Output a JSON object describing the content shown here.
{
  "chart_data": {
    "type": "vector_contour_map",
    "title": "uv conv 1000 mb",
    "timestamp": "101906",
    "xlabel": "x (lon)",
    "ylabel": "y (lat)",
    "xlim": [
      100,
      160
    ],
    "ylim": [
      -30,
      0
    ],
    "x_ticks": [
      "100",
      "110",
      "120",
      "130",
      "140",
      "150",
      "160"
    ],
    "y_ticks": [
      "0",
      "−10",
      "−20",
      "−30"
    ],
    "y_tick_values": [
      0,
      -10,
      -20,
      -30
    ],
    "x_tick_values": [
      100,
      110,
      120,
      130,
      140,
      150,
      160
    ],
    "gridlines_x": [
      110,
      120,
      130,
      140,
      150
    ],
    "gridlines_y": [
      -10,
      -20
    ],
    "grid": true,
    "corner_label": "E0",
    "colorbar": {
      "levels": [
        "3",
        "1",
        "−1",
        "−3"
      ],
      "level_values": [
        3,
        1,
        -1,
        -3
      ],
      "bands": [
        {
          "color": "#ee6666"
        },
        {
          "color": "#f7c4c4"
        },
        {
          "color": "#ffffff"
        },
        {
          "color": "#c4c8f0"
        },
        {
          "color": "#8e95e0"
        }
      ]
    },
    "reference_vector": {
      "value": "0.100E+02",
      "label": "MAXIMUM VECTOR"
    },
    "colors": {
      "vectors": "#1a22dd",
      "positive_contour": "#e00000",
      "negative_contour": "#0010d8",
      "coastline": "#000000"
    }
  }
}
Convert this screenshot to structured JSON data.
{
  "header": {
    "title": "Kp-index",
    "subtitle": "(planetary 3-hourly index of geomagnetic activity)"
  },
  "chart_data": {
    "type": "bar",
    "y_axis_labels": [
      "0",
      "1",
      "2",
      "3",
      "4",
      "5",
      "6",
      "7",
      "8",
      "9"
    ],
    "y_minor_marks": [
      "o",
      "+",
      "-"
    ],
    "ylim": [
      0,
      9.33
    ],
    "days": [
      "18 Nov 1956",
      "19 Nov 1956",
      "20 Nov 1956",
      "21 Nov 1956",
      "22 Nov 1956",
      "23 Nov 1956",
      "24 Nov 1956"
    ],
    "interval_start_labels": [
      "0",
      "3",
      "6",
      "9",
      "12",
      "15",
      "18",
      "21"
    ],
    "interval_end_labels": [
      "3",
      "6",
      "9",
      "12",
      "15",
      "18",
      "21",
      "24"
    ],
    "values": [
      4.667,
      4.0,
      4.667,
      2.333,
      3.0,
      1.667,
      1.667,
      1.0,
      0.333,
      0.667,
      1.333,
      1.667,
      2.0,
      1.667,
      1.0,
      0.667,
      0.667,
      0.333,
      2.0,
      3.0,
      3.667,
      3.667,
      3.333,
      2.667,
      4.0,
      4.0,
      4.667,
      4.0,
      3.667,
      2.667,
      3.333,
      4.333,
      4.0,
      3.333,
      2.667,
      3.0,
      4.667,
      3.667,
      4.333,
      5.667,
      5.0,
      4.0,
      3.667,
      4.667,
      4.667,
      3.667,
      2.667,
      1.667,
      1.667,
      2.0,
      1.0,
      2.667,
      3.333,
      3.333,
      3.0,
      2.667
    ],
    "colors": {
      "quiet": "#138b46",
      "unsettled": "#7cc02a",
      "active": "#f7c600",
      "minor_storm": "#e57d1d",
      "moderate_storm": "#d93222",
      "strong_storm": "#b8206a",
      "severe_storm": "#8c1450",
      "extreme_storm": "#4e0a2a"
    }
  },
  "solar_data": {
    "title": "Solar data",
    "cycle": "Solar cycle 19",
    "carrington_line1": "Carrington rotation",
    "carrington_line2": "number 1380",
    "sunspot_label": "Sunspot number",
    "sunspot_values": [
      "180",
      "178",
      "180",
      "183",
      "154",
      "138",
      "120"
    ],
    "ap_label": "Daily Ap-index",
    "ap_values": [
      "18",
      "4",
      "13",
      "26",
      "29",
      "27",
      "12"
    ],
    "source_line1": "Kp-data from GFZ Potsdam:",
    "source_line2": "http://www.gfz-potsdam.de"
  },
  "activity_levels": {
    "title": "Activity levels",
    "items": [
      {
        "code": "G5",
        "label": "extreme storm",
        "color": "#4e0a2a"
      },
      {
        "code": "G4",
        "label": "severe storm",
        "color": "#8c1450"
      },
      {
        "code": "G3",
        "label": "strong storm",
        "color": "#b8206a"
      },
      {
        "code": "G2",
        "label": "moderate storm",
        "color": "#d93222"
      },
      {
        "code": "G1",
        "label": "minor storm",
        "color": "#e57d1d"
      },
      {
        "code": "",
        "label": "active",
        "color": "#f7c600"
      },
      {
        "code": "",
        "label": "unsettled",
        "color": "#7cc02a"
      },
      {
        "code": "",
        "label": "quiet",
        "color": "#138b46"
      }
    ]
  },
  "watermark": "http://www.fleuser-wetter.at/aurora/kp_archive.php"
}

▶ Problem description
Check each line of the entries above, and show every one holding the word "JSON".

▶ Result of this task
Output a JSON object describing the content shown here.
Convert this screenshot to structured JSON data.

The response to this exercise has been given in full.